§ **WHAT TO DO**:
All lines featuring the string "Only" are to be listed.

[START OF SUPPLIED ENTRIES]

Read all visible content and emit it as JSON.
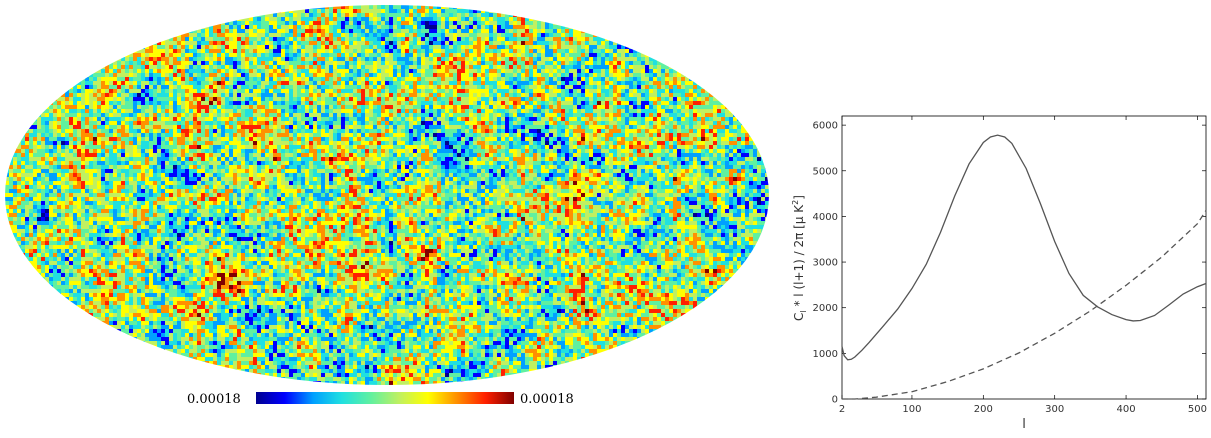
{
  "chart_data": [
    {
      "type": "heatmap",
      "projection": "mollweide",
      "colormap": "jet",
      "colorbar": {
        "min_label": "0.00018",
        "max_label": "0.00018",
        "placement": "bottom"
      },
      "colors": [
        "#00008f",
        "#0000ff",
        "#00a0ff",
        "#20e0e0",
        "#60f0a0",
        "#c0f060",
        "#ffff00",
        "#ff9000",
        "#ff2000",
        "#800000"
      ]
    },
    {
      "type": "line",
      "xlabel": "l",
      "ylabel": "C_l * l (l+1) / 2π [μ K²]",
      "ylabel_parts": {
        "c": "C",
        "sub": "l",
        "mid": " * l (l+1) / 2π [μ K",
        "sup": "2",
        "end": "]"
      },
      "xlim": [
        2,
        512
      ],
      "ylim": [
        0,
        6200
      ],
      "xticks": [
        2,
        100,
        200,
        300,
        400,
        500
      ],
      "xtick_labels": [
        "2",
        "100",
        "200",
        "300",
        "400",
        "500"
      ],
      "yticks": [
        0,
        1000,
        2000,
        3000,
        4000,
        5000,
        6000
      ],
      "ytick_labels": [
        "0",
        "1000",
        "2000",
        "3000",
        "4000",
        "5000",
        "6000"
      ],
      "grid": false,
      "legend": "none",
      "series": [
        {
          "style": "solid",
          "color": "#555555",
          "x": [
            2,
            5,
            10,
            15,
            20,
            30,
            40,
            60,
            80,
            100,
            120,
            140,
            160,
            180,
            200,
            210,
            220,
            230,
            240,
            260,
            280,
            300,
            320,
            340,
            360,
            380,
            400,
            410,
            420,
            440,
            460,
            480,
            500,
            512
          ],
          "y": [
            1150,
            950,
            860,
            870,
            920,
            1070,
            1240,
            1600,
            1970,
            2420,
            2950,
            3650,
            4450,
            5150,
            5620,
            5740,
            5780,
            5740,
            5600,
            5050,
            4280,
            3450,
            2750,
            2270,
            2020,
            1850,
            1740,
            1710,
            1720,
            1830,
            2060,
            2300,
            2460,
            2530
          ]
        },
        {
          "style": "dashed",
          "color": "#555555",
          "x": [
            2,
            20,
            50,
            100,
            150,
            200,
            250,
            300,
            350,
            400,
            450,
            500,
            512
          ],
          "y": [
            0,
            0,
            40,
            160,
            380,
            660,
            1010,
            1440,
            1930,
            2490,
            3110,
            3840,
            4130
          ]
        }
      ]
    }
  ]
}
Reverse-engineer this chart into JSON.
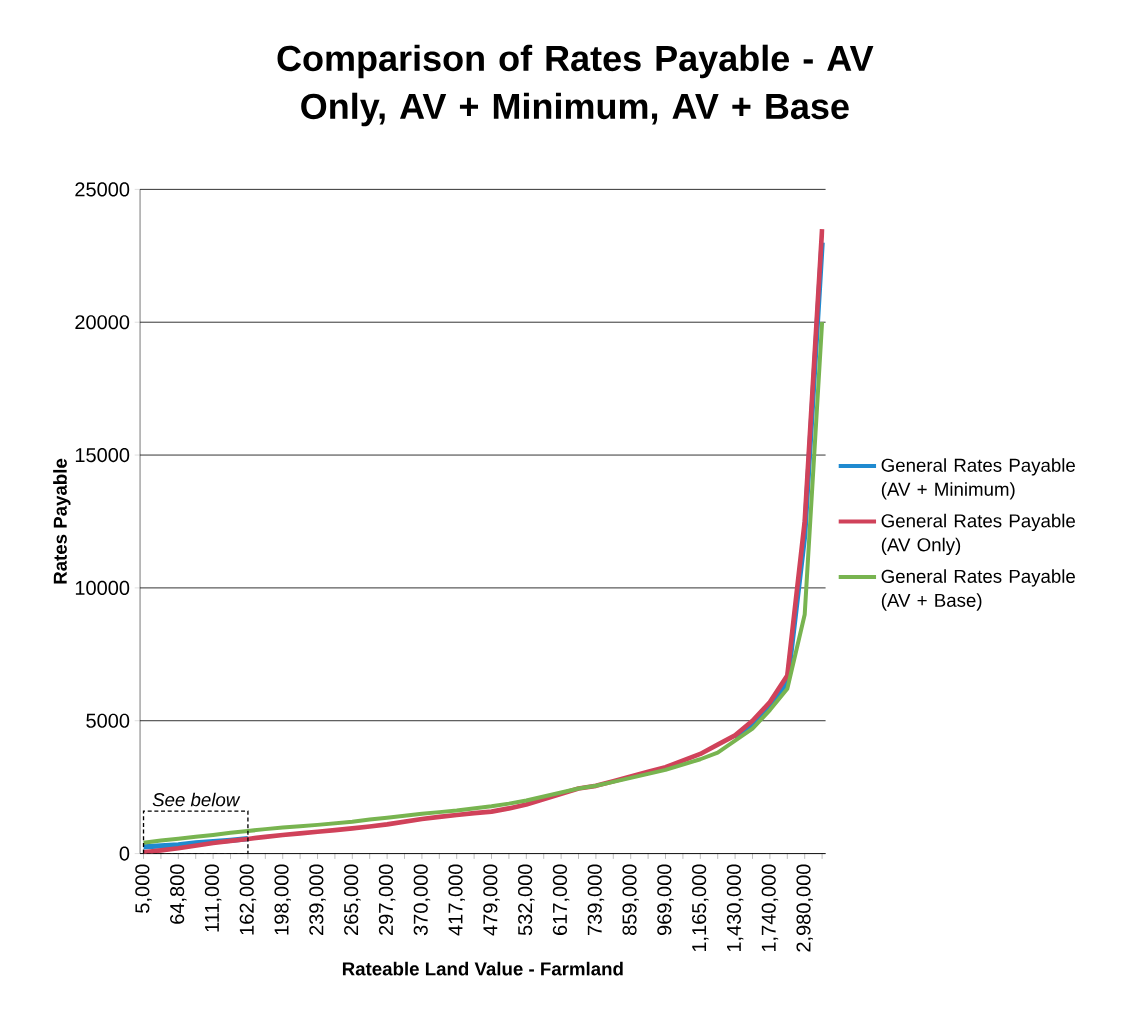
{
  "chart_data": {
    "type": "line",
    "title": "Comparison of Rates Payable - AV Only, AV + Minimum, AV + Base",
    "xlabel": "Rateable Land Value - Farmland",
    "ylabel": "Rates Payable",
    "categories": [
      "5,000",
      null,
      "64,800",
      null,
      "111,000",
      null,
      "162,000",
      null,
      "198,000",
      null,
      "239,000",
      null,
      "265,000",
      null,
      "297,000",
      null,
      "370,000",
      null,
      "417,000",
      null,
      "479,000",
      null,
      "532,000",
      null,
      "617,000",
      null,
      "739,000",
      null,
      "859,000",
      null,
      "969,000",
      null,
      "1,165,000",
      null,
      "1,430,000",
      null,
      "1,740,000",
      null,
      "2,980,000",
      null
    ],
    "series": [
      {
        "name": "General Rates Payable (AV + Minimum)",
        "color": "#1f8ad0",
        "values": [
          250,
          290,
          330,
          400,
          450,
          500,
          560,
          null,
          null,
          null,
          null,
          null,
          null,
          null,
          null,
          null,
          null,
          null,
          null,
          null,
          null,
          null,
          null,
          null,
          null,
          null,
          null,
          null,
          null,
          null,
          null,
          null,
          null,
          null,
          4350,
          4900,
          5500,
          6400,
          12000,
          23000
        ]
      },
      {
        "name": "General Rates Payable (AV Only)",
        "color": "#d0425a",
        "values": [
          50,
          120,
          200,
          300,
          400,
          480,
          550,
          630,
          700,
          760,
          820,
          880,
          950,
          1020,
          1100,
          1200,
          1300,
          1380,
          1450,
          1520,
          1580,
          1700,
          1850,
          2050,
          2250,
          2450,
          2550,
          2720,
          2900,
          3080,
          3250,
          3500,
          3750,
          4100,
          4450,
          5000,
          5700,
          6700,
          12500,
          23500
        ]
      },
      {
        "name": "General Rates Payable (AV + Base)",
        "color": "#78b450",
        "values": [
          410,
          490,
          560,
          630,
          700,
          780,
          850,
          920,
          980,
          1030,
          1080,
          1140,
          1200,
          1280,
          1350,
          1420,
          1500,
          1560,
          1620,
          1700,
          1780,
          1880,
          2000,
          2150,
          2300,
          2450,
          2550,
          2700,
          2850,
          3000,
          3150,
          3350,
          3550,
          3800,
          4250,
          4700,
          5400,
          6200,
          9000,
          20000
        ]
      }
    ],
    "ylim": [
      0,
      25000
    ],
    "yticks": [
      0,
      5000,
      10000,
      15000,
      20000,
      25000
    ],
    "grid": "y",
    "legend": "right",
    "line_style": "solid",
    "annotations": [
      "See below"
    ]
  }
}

[END OF SUPPLIED ENTRIES]

§ **RESPONSE FOR THIS EXERCISE**:
    "title": "Comparison of Rates Payable - AV Only, AV + Minimum, AV + Base",
        "name": "General Rates Payable (AV Only)",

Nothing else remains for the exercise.